— begin Data section —
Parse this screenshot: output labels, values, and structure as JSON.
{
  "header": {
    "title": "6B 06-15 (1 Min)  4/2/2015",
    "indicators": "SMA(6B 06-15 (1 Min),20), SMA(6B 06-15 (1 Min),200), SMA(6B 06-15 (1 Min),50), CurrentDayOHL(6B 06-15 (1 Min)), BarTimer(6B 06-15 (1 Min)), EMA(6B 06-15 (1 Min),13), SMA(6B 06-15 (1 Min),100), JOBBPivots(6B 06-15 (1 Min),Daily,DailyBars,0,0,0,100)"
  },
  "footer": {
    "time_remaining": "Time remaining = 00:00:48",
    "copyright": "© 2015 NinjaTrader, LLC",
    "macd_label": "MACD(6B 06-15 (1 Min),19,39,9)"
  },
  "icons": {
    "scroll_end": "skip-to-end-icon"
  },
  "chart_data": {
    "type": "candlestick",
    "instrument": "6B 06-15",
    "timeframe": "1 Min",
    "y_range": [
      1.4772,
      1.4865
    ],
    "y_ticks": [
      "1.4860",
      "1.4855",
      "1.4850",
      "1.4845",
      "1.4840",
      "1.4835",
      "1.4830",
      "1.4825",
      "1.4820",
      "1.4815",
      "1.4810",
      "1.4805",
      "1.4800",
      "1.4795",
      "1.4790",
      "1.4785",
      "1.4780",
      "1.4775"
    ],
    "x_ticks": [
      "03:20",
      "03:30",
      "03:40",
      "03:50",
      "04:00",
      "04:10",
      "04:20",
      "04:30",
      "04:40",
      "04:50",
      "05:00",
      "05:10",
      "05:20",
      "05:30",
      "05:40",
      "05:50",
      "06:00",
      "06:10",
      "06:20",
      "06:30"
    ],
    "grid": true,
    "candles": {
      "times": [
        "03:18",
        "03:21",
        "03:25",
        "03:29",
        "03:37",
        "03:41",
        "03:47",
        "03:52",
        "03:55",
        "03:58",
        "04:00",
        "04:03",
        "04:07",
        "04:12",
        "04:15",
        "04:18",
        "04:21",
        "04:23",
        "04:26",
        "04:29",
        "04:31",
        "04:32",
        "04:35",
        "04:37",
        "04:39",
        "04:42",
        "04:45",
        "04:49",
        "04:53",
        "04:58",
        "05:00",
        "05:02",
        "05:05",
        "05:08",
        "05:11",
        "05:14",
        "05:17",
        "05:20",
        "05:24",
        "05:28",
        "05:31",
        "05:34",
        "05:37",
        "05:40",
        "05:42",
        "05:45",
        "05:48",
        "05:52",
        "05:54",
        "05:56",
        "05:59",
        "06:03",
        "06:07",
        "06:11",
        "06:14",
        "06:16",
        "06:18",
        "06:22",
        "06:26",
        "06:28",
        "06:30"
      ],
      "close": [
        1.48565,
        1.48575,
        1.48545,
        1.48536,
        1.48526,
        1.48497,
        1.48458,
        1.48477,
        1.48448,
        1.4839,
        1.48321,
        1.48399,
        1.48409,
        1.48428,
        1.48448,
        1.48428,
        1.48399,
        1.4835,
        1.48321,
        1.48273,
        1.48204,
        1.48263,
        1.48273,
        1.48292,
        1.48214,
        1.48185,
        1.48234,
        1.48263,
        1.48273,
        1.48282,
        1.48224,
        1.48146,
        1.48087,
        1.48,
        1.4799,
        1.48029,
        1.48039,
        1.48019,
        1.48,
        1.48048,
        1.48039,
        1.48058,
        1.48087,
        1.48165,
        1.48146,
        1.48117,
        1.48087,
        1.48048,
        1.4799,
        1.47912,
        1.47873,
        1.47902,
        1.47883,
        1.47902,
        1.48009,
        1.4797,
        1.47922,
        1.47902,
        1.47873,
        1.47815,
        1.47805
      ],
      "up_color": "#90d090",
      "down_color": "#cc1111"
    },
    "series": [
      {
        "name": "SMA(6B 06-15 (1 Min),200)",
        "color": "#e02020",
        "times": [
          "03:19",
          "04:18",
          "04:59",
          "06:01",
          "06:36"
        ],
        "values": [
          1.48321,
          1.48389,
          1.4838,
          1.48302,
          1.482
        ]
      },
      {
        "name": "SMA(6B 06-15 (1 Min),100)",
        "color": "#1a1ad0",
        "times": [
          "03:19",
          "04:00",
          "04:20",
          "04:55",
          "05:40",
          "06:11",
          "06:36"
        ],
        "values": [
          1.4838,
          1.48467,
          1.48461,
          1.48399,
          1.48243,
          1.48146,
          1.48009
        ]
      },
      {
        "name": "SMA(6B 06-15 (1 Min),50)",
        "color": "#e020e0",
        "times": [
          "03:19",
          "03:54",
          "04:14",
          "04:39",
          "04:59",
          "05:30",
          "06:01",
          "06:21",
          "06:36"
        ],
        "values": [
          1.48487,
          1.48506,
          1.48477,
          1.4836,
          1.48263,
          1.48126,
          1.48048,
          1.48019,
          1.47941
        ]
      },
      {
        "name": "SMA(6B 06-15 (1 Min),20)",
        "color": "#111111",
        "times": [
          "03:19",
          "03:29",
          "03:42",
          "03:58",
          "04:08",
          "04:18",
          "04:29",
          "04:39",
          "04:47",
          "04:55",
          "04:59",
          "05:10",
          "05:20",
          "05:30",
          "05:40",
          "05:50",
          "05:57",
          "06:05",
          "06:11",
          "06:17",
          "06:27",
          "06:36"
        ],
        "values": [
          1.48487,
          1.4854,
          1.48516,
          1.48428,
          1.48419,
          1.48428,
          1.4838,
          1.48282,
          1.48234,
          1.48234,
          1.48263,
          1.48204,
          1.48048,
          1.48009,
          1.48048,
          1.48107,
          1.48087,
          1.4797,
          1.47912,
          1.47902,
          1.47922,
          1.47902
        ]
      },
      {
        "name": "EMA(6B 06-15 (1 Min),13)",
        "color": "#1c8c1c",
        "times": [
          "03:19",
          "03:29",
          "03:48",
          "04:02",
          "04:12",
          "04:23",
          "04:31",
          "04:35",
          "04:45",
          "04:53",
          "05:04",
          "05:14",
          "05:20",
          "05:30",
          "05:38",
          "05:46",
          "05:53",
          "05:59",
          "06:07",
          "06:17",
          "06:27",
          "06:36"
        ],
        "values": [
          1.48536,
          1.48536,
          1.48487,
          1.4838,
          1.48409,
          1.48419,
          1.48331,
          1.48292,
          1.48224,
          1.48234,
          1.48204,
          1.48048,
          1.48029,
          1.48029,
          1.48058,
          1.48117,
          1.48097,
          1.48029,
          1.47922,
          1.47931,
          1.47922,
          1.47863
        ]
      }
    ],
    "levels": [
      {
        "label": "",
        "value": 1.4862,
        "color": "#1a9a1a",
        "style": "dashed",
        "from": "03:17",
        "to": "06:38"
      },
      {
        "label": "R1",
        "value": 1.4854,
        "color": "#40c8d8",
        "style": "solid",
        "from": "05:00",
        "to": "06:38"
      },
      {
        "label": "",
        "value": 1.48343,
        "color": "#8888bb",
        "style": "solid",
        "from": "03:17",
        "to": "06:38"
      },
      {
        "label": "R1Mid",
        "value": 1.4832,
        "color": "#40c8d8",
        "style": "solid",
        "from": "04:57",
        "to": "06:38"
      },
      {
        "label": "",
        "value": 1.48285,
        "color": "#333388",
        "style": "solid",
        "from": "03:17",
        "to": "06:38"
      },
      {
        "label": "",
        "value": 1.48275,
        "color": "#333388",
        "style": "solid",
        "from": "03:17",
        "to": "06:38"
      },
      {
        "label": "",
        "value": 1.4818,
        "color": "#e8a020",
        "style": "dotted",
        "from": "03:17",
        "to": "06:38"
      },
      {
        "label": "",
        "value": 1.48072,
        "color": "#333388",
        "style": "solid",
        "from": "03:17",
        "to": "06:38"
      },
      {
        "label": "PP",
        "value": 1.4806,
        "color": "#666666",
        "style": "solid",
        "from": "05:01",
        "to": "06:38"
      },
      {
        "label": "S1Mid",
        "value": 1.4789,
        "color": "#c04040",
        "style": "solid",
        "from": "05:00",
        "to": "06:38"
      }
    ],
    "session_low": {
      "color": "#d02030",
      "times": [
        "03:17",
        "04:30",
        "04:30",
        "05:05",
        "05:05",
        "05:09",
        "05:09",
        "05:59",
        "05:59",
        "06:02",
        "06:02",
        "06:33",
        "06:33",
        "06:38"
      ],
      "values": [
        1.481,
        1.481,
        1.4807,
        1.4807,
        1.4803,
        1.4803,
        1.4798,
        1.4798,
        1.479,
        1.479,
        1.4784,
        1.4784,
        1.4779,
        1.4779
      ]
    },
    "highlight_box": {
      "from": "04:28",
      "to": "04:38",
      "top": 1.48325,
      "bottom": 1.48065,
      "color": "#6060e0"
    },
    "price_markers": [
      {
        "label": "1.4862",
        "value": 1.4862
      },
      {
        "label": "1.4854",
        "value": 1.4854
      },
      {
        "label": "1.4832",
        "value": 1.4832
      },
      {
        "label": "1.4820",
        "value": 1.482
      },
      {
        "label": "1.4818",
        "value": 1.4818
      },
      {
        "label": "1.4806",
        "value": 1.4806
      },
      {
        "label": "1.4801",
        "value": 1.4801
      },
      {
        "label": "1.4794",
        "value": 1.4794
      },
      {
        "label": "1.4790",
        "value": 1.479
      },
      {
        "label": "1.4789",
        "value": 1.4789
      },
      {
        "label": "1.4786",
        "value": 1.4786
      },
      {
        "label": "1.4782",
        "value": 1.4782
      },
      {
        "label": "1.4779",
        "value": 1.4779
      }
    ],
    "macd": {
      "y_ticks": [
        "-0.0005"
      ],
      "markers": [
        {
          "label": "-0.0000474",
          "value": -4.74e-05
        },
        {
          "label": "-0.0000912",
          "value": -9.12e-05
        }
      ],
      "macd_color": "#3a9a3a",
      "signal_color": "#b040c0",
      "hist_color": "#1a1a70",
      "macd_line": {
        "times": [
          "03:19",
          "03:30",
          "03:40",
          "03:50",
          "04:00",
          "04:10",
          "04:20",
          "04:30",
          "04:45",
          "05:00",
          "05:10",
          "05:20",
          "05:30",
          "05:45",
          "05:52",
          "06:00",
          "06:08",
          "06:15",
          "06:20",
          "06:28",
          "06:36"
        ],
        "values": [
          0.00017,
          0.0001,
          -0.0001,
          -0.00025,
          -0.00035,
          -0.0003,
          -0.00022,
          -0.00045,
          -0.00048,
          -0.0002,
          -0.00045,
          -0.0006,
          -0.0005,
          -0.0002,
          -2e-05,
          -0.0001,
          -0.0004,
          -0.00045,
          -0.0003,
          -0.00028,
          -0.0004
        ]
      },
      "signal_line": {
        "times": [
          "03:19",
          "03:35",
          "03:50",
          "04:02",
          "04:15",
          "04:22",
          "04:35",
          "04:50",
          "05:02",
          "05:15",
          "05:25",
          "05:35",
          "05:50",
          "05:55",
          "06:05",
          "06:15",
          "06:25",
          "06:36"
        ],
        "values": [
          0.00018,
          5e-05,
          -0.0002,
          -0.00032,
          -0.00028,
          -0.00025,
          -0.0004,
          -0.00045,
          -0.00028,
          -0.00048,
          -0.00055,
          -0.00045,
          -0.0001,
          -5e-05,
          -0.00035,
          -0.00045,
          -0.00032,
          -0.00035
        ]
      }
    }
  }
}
— end Data section —
**What is asked**
From the data, list each line in which the string "name" appears.

**Answer in full**
        "name": "SMA(6B 06-15 (1 Min),200)",
        "name": "SMA(6B 06-15 (1 Min),100)",
        "name": "SMA(6B 06-15 (1 Min),50)",
        "name": "SMA(6B 06-15 (1 Min),20)",
        "name": "EMA(6B 06-15 (1 Min),13)",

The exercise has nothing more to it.